TAREFA 1:
Apresente em uma tabela Markdown, com as colunas "Nº" e "Linha", a parte da listagem que vai do início até a linha que contém "row-number: ٥ bbox=[441, 578, 471, 626]", incluindo essa linha. Deixe de fora as linhas em branco.

TRECHO SELECIONADO:
»»
*Rangel Alves da Costa
“Creuzina, minha fia, vosmicê nem quera saber o que vi dizer. Mai eu bem sabia. Muié que quer ser séria demais dá nisso. Num é que me dissero que aquela mocinha que mora ali, aquela merma toda metida a sonsa, num passa de uma levantadera de saia, que num pode ver macho que arriba a saia...”. A outra logo arregalou os olhos e muito mais os ouvidos. Queria ouvir mais. Queria saber de tudo. “Conte, conte...”. Implorou à amiga.
Tudo para falar mentira, fofoca, aleivosia. A coitada da mocinha agora festejada pela boca maldita e maldosa, não passava de uma pobre criatura que outra coisa não fazia senão abrir a janela e sonhar com príncipe encantado. Quase não saía, não bebia, não dançava, não era festeira. De vez em quando folheava uma fotonovela antiga e se danava a entristecer com o final feliz que todo mundo devia ter. Menos ela.
««
TAREFA 2:
Reproduza o trecho selecionado inteiro, sem nenhuma alteração.

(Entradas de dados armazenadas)
»»
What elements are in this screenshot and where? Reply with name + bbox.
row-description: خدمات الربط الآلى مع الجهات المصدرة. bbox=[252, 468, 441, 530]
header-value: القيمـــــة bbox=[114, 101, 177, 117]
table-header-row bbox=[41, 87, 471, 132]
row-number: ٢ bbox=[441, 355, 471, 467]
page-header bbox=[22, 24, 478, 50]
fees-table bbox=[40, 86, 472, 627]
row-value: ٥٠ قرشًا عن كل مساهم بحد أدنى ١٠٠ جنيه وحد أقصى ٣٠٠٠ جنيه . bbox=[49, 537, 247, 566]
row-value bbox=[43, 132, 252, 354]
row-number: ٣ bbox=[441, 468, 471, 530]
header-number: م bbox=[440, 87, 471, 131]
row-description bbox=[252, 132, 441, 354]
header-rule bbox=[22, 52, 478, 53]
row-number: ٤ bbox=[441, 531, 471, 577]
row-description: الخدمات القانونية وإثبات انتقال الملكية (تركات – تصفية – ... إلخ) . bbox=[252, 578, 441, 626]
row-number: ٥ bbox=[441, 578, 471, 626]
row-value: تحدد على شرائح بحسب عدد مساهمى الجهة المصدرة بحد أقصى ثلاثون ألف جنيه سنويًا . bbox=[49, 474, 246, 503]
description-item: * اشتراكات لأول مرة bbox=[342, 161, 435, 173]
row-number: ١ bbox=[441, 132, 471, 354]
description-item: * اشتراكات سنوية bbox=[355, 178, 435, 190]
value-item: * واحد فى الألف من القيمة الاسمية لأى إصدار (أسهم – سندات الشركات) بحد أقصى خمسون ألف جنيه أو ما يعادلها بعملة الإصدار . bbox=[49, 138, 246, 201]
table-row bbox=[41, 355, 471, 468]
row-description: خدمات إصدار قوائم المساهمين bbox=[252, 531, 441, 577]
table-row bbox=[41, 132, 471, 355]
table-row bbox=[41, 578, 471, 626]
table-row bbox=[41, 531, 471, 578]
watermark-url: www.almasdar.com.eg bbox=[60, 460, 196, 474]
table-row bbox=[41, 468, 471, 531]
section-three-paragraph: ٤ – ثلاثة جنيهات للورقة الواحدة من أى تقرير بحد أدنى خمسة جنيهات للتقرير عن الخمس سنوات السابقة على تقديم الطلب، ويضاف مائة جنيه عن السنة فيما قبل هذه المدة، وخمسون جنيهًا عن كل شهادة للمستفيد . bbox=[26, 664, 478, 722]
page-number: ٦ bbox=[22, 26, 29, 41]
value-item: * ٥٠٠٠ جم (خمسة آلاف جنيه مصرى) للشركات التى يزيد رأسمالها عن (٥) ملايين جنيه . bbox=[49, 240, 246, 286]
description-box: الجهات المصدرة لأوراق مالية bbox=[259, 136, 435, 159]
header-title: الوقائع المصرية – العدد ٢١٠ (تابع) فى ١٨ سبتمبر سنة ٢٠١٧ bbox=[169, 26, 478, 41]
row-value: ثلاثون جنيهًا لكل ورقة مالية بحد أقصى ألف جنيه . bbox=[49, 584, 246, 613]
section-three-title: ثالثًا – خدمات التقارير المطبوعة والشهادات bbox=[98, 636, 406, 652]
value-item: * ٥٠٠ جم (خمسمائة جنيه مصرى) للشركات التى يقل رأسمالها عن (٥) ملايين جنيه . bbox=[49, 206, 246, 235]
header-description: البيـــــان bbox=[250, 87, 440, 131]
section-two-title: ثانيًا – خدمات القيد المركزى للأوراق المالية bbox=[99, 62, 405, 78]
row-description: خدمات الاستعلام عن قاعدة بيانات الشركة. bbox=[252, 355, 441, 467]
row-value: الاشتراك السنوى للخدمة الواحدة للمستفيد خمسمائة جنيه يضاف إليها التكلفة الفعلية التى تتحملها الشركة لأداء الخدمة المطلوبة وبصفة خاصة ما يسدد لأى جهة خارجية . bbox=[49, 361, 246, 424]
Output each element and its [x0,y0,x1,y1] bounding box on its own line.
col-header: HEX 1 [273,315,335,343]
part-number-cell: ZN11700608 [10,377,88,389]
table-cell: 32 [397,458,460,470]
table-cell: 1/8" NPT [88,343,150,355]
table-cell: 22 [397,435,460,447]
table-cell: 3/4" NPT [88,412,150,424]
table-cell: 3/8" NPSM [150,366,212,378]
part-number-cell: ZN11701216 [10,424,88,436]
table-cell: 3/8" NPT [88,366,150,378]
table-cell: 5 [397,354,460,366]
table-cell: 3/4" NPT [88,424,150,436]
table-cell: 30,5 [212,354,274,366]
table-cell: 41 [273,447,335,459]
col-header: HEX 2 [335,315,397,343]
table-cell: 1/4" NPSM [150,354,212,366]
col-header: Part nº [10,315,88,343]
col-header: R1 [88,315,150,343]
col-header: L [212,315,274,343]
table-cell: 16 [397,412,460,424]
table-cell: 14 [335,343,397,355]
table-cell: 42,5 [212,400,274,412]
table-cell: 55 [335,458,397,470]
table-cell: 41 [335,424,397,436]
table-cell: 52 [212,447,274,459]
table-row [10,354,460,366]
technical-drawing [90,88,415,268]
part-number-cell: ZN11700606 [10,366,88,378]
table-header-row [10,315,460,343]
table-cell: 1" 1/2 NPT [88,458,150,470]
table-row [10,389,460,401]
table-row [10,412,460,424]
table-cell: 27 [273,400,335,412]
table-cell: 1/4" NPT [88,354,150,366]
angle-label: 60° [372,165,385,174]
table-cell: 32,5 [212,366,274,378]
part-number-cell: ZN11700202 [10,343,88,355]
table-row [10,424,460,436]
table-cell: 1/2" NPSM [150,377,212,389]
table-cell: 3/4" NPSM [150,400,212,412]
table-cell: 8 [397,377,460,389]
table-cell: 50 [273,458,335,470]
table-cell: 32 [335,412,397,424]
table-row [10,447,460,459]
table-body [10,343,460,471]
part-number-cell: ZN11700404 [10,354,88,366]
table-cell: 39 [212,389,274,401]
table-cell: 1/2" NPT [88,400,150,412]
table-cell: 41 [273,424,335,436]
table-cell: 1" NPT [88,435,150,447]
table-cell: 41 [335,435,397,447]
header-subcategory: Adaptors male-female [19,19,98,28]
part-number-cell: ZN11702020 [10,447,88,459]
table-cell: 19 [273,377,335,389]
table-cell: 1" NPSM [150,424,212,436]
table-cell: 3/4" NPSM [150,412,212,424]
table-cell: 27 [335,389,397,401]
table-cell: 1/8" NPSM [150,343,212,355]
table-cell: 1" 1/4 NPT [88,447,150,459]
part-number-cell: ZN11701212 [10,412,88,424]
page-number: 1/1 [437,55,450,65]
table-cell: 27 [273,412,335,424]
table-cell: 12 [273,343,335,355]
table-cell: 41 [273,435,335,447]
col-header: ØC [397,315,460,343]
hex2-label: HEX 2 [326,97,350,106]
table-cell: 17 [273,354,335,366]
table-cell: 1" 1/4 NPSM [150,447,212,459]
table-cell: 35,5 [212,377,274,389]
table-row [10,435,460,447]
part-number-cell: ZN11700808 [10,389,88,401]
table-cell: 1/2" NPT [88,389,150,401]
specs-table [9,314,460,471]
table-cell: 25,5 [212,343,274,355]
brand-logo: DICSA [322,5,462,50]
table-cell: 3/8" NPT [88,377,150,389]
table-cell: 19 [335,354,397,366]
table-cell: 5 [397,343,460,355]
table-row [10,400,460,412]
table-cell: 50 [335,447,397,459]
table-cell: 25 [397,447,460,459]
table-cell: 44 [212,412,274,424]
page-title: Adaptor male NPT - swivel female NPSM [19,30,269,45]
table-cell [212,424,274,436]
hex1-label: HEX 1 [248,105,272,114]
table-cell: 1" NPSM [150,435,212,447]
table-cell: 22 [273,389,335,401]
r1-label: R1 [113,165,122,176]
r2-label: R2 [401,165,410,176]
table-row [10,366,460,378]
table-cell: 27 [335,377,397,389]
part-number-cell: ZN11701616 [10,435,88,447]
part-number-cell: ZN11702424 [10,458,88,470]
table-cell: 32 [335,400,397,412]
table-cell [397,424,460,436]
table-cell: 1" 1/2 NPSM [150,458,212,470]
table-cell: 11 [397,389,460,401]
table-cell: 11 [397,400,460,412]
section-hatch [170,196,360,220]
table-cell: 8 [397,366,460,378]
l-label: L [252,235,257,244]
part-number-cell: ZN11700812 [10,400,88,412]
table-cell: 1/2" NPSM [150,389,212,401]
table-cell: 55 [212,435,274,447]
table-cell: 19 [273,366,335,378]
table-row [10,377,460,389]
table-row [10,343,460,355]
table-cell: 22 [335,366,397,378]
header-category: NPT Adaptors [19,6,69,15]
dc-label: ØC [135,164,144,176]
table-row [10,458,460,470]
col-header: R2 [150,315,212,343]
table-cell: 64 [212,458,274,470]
««
RESPOSTA CORRETA 1:
| Nº | Linha |
|---|---|
| 1 | What elements are in this screenshot and where? Reply with name + bbox. |
| 2 | row-description: خدمات الربط الآلى مع الجهات المصدرة. bbox=[252, 468, 441, 530] |
| 3 | header-value: القيمـــــة bbox=[114, 101, 177, 117] |
| 4 | table-header-row bbox=[41, 87, 471, 132] |
| 5 | row-number: ٢ bbox=[441, 355, 471, 467] |
| 6 | page-header bbox=[22, 24, 478, 50] |
| 7 | fees-table bbox=[40, 86, 472, 627] |
| 8 | row-value: ٥٠ قرشًا عن كل مساهم بحد أدنى ١٠٠ جنيه وحد أقصى ٣٠٠٠ جنيه . bbox=[49, 537, 247, 566] |
| 9 | row-value bbox=[43, 132, 252, 354] |
| 10 | row-number: ٣ bbox=[441, 468, 471, 530] |
| 11 | header-number: م bbox=[440, 87, 471, 131] |
| 12 | row-description bbox=[252, 132, 441, 354] |
| 13 | header-rule bbox=[22, 52, 478, 53] |
| 14 | row-number: ٤ bbox=[441, 531, 471, 577] |
| 15 | row-description: الخدمات القانونية وإثبات انتقال الملكية (تركات – تصفية – ... إلخ) . bbox=[252, 578, 441, 626] |
| 16 | row-number: ٥ bbox=[441, 578, 471, 626] |

RESPOSTA CORRETA 2:
*Rangel Alves da Costa
“Creuzina, minha fia, vosmicê nem quera saber o que vi dizer. Mai eu bem sabia. Muié que quer ser séria demais dá nisso. Num é que me dissero que aquela mocinha que mora ali, aquela merma toda metida a sonsa, num passa de uma levantadera de saia, que num pode ver macho que arriba a saia...”. A outra logo arregalou os olhos e muito mais os ouvidos. Queria ouvir mais. Queria saber de tudo. “Conte, conte...”. Implorou à amiga.
Tudo para falar mentira, fofoca, aleivosia. A coitada da mocinha agora festejada pela boca maldita e maldosa, não passava de uma pobre criatura que outra coisa não fazia senão abrir a janela e sonhar com príncipe encantado. Quase não saía, não bebia, não dançava, não era festeira. De vez em quando folheava uma fotonovela antiga e se danava a entristecer com o final feliz que todo mundo devia ter. Menos ela.